(Part of a data file)
------------
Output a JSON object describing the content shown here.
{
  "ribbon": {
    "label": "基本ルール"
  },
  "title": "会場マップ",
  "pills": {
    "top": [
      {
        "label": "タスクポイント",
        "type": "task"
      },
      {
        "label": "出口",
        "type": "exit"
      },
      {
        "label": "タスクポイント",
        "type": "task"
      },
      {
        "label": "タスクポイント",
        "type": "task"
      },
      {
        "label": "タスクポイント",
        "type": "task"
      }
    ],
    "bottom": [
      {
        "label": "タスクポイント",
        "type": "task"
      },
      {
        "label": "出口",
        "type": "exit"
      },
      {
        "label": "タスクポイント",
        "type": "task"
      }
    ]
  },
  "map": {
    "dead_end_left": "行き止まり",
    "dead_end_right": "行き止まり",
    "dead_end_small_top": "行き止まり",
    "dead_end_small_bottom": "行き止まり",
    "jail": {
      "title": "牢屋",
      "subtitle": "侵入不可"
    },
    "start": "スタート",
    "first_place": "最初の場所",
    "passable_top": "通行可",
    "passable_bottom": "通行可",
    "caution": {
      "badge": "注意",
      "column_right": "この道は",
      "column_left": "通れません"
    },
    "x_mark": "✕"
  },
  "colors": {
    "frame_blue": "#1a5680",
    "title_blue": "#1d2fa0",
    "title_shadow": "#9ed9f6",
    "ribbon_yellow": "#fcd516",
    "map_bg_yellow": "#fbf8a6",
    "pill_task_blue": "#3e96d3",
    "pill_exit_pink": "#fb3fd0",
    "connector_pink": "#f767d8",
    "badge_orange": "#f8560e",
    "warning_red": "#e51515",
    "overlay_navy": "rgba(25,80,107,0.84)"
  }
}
------------
*What is expected*: Reproduce the entries above exactly.

*Task result*:
Output a JSON object describing the content shown here.
{
  "ribbon": {
    "label": "基本ルール"
  },
  "title": "会場マップ",
  "pills": {
    "top": [
      {
        "label": "タスクポイント",
        "type": "task"
      },
      {
        "label": "出口",
        "type": "exit"
      },
      {
        "label": "タスクポイント",
        "type": "task"
      },
      {
        "label": "タスクポイント",
        "type": "task"
      },
      {
        "label": "タスクポイント",
        "type": "task"
      }
    ],
    "bottom": [
      {
        "label": "タスクポイント",
        "type": "task"
      },
      {
        "label": "出口",
        "type": "exit"
      },
      {
        "label": "タスクポイント",
        "type": "task"
      }
    ]
  },
  "map": {
    "dead_end_left": "行き止まり",
    "dead_end_right": "行き止まり",
    "dead_end_small_top": "行き止まり",
    "dead_end_small_bottom": "行き止まり",
    "jail": {
      "title": "牢屋",
      "subtitle": "侵入不可"
    },
    "start": "スタート",
    "first_place": "最初の場所",
    "passable_top": "通行可",
    "passable_bottom": "通行可",
    "caution": {
      "badge": "注意",
      "column_right": "この道は",
      "column_left": "通れません"
    },
    "x_mark": "✕"
  },
  "colors": {
    "frame_blue": "#1a5680",
    "title_blue": "#1d2fa0",
    "title_shadow": "#9ed9f6",
    "ribbon_yellow": "#fcd516",
    "map_bg_yellow": "#fbf8a6",
    "pill_task_blue": "#3e96d3",
    "pill_exit_pink": "#fb3fd0",
    "connector_pink": "#f767d8",
    "badge_orange": "#f8560e",
    "warning_red": "#e51515",
    "overlay_navy": "rgba(25,80,107,0.84)"
  }
}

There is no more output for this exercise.